> _WHAT TO WORK ON_:
In the records below, put each line from the one containing "condition: (AB >" through the one containing "995, 568, 1013]", inclusive, into a JSON list of strings, one string per line, with blank lines omitted.

> _DATASET ENTRIES_:
+ + + + +
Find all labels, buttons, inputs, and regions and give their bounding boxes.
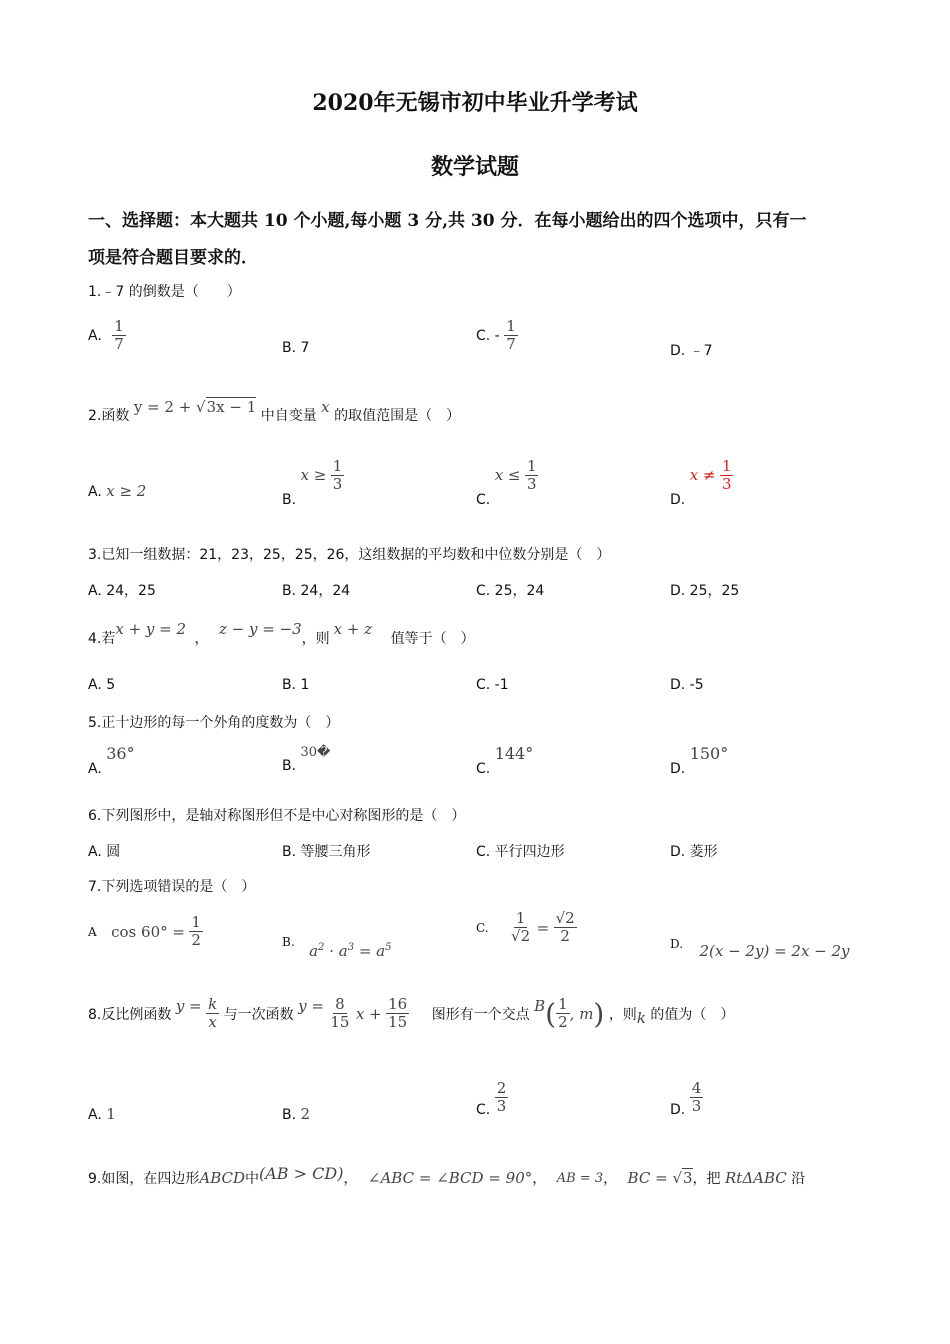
condition: (AB > CD)	[259, 1163, 344, 1183]
radicand: 3x − 1	[206, 398, 257, 416]
question-5-option-b	[282, 744, 331, 774]
separator: ，	[194, 631, 209, 647]
option-label: B.	[282, 1107, 297, 1123]
question-6-stem: 6.下列图形中，是轴对称图形但不是中心对称图形的是（ ）	[88, 808, 466, 824]
question-3-stem: 3.已知一组数据：21，23，25，25，26，这组数据的平均数和中位数分别是（ ）	[88, 547, 611, 563]
numerator: 1	[558, 995, 568, 1013]
angle-value: 36°	[106, 744, 135, 763]
inequality: x ≤	[494, 465, 521, 484]
question-6-option-c: C. 平行四边形	[476, 844, 565, 860]
question-9-stem	[88, 1163, 806, 1188]
angle-value: 150°	[689, 744, 729, 763]
question-8-option-d	[670, 1080, 703, 1116]
stem-text: 沿	[791, 1171, 806, 1187]
option-label: C.	[476, 920, 489, 935]
denominator: √2	[511, 927, 531, 946]
numerator: 1	[515, 909, 526, 927]
question-1-option-c	[476, 318, 518, 354]
stem-text: 9.如图，在四边形	[88, 1171, 200, 1187]
question-8-option-a	[88, 1105, 116, 1123]
question-7-option-a	[88, 914, 203, 950]
stem-text: 图形有一个交点	[431, 1006, 530, 1023]
fraction	[504, 318, 518, 354]
separator: ，	[343, 1171, 358, 1187]
question-6-option-a: A. 圆	[88, 844, 121, 860]
separator: ，	[603, 1171, 618, 1187]
numerator: 4	[691, 1079, 702, 1097]
base: a	[338, 942, 348, 960]
question-2-option-c	[476, 457, 538, 508]
fraction	[328, 996, 351, 1032]
exponent: 2	[318, 942, 325, 953]
question-4-option-b: B. 1	[282, 677, 310, 693]
denominator: 7	[114, 335, 124, 354]
triangle-name: RtΔABC	[725, 1169, 787, 1187]
exponent: 3	[347, 942, 355, 953]
question-7-option-b	[282, 935, 392, 960]
question-4-option-d: D. -5	[670, 677, 704, 693]
option-label: C.	[476, 761, 491, 777]
point-name: B	[534, 996, 546, 1015]
inequality: x ≠	[689, 465, 716, 484]
question-1-option-a	[88, 318, 126, 354]
numerator: k	[208, 995, 218, 1013]
equation: 2(x − 2y) = 2x − 2y	[699, 942, 850, 960]
option-label: B.	[282, 758, 297, 774]
denominator: 3	[526, 475, 537, 494]
equation-2: z − y = −3	[218, 620, 302, 638]
section-heading-line1: 一、选择题：本大题共 10 个小题,每小题 3 分,共 30 分．在每小题给出的四个选项中，只有一	[88, 211, 807, 231]
fraction	[189, 914, 203, 950]
stem-text: ，把	[692, 1171, 721, 1187]
power-expression	[309, 942, 391, 960]
question-4-option-a: A. 5	[88, 677, 116, 693]
option-label: B.	[282, 935, 295, 949]
option-label: C. -	[476, 327, 500, 344]
option-label: A.	[88, 1107, 102, 1123]
fraction	[112, 318, 126, 354]
question-1-option-b: B. 7	[282, 340, 310, 356]
stem-text: 的值为（ ）	[650, 1006, 735, 1023]
fraction	[720, 458, 734, 494]
question-3-option-c: C. 25，24	[476, 583, 545, 599]
right-paren: )	[593, 997, 605, 1031]
fraction	[690, 1080, 704, 1116]
fraction	[554, 910, 577, 946]
angle-condition: ∠ABC = ∠BCD = 90°	[367, 1169, 533, 1187]
option-label: B.	[282, 491, 297, 508]
stem-text: 2.函数	[88, 408, 130, 424]
question-2-option-b	[282, 457, 344, 508]
quadrilateral-name: ABCD	[199, 1169, 245, 1187]
denominator: 3	[332, 475, 343, 494]
denominator: 3	[496, 1097, 507, 1116]
numerator: 1	[332, 457, 343, 475]
question-4-option-c: C. -1	[476, 677, 509, 693]
denominator: 3	[721, 475, 732, 494]
question-5-option-a	[88, 744, 135, 777]
numerator: 2	[496, 1079, 507, 1097]
numerator: √2	[555, 909, 575, 927]
exam-title: 2020年无锡市初中毕业升学考试	[312, 90, 638, 116]
separator: ，	[532, 1171, 547, 1187]
angle-value: 30�	[300, 745, 331, 760]
question-8-option-b	[282, 1105, 310, 1123]
denominator: 2	[558, 1013, 568, 1032]
numerator: 1	[191, 913, 201, 931]
question-3-option-d: D. 25，25	[670, 583, 740, 599]
operator: =	[354, 942, 377, 960]
numerator: 1	[721, 457, 732, 475]
question-1-option-d: D. ﹣7	[670, 343, 713, 359]
option-label: A	[88, 924, 97, 939]
fraction	[556, 996, 570, 1032]
function-lhs: y =	[298, 996, 324, 1015]
question-3-option-a: A. 24，25	[88, 583, 156, 599]
fraction	[386, 996, 409, 1032]
base: a	[376, 942, 386, 960]
question-7-stem: 7.下列选项错误的是（ ）	[88, 879, 256, 895]
stem-text: 与一次函数	[223, 1006, 294, 1023]
stem-text: 的取值范围是（ ）	[334, 408, 461, 424]
option-label: A.	[88, 327, 102, 344]
question-5-stem: 5.正十边形的每一个外角的度数为（ ）	[88, 715, 340, 731]
stem-text: 值等于（ ）	[390, 631, 475, 647]
variable: k	[636, 1008, 646, 1027]
question-2-stem	[88, 398, 461, 425]
numerator: 1	[114, 317, 124, 335]
side-bc-lhs: BC =	[627, 1169, 668, 1187]
operator: ·	[324, 942, 339, 960]
stem-text: 8.反比例函数	[88, 1006, 172, 1023]
option-label: D.	[670, 1101, 686, 1118]
denominator: 15	[330, 1013, 350, 1032]
stem-text: ，则	[608, 1006, 637, 1023]
side-ab: AB = 3	[556, 1170, 604, 1186]
question-7-option-c	[476, 910, 577, 946]
expression: x + z	[333, 620, 373, 638]
option-label: A.	[88, 484, 102, 500]
inequality: x ≥	[300, 465, 327, 484]
exam-subtitle: 数学试题	[430, 154, 519, 180]
equation-1: x + y = 2	[115, 620, 187, 638]
variable-term: x +	[355, 1004, 382, 1023]
numerator: 1	[506, 317, 516, 335]
numerator: 16	[388, 995, 408, 1013]
question-6-option-b: B. 等腰三角形	[282, 844, 371, 860]
denominator: x	[208, 1013, 217, 1032]
point-coordinate: , m	[569, 1004, 594, 1023]
question-2-option-d	[670, 457, 733, 508]
denominator: 2	[560, 927, 570, 946]
numerator: 1	[526, 457, 537, 475]
side-bc: BC = √3	[627, 1169, 693, 1187]
question-8-option-c	[476, 1080, 508, 1116]
question-8-stem	[88, 996, 734, 1032]
question-2-option-a	[88, 482, 146, 500]
base: a	[309, 942, 319, 960]
answer-value: 2	[300, 1105, 311, 1123]
trig-expression: cos 60° =	[111, 922, 185, 941]
fraction	[495, 1080, 509, 1116]
question-6-option-d: D. 菱形	[670, 844, 718, 860]
option-label: C.	[476, 1101, 491, 1118]
fraction	[206, 996, 219, 1032]
numerator: 8	[335, 995, 345, 1013]
option-label: A.	[88, 761, 102, 777]
question-1-stem: 1.﹣7 的倒数是（ ）	[88, 284, 241, 300]
option-label: D.	[670, 761, 686, 777]
function-expression: y = 2 + √3x − 1	[133, 398, 257, 416]
section-heading-line2: 项是符合题目要求的．	[88, 248, 258, 268]
fraction	[331, 458, 345, 494]
question-4-stem	[88, 620, 475, 648]
question-7-option-d	[670, 937, 850, 960]
stem-text: 中	[245, 1171, 259, 1187]
option-label: C.	[476, 491, 491, 508]
question-5-option-c	[476, 744, 534, 777]
denominator: 2	[191, 931, 201, 950]
stem-text: 中自变量	[260, 408, 317, 424]
variable: x	[321, 398, 330, 416]
fraction	[509, 910, 532, 946]
radicand: 3	[683, 1169, 693, 1187]
fraction	[525, 458, 539, 494]
option-label: D.	[670, 491, 686, 508]
question-3-option-b: B. 24，24	[282, 583, 351, 599]
denominator: 7	[506, 335, 516, 354]
denominator: 15	[388, 1013, 408, 1032]
stem-text: 4.若	[88, 631, 116, 647]
left-paren: (	[545, 997, 557, 1031]
expression-part: y = 2 +	[133, 398, 197, 416]
stem-text: ，则	[301, 631, 330, 647]
equals-sign: =	[536, 918, 550, 937]
question-5-option-d	[670, 744, 729, 777]
option-label: D.	[670, 937, 684, 951]
function-lhs: y =	[175, 996, 202, 1015]
angle-value: 144°	[494, 744, 534, 763]
inequality: x ≥ 2	[106, 482, 147, 500]
exponent: 5	[385, 942, 392, 953]
answer-value: 1	[106, 1105, 116, 1123]
denominator: 3	[691, 1097, 702, 1116]
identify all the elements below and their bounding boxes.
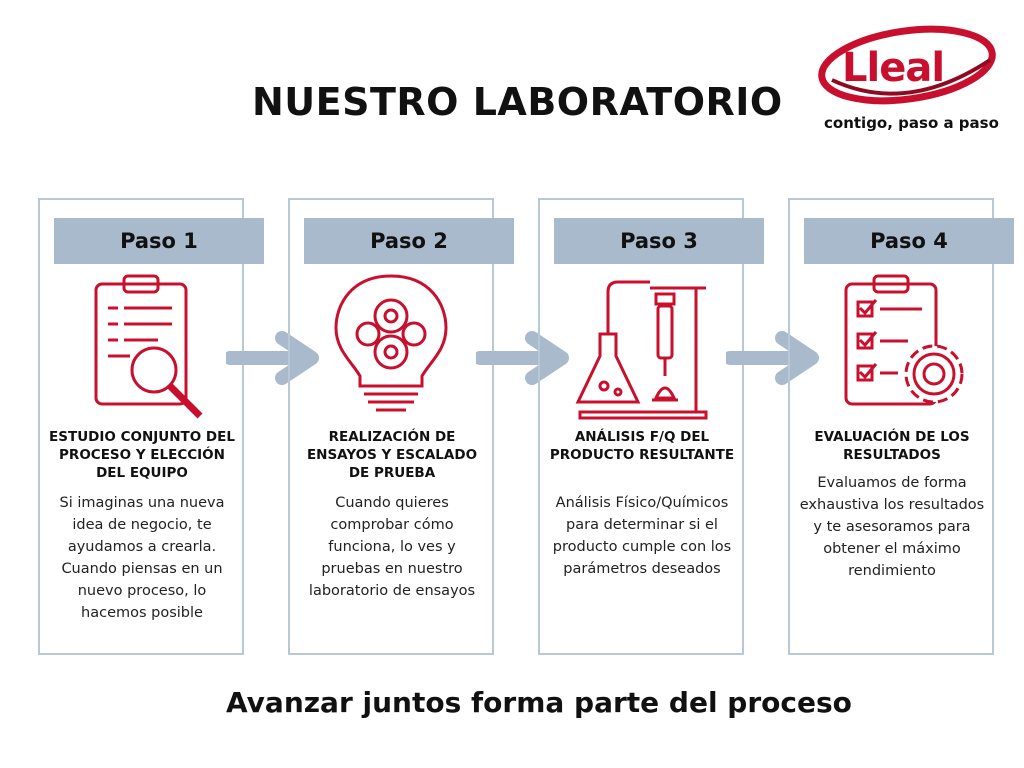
+ + + + +
> _RESULT_:
[
  "condition: (AB > CD)\t[259, 1163, 344, 1183]",
  "radicand: 3x − 1\t[206, 398, 257, 416]",
  "question-5-option-b\t[282, 744, 331, 774]",
  "separator: ，\t[194, 631, 209, 647]",
  "option-label: B.\t[282, 1107, 297, 1123]",
  "question-6-stem: 6.下列图形中，是轴对称图形但不是中心对称图形的是（ ）\t[88, 808, 466, 824]",
  "question-3-stem: 3.已知一组数据：21，23，25，25，26，这组数据的平均数和中位数分别是（ ）\t[88, 547, 611, 563]",
  "numerator: 1\t[558, 995, 568, 1013]"
]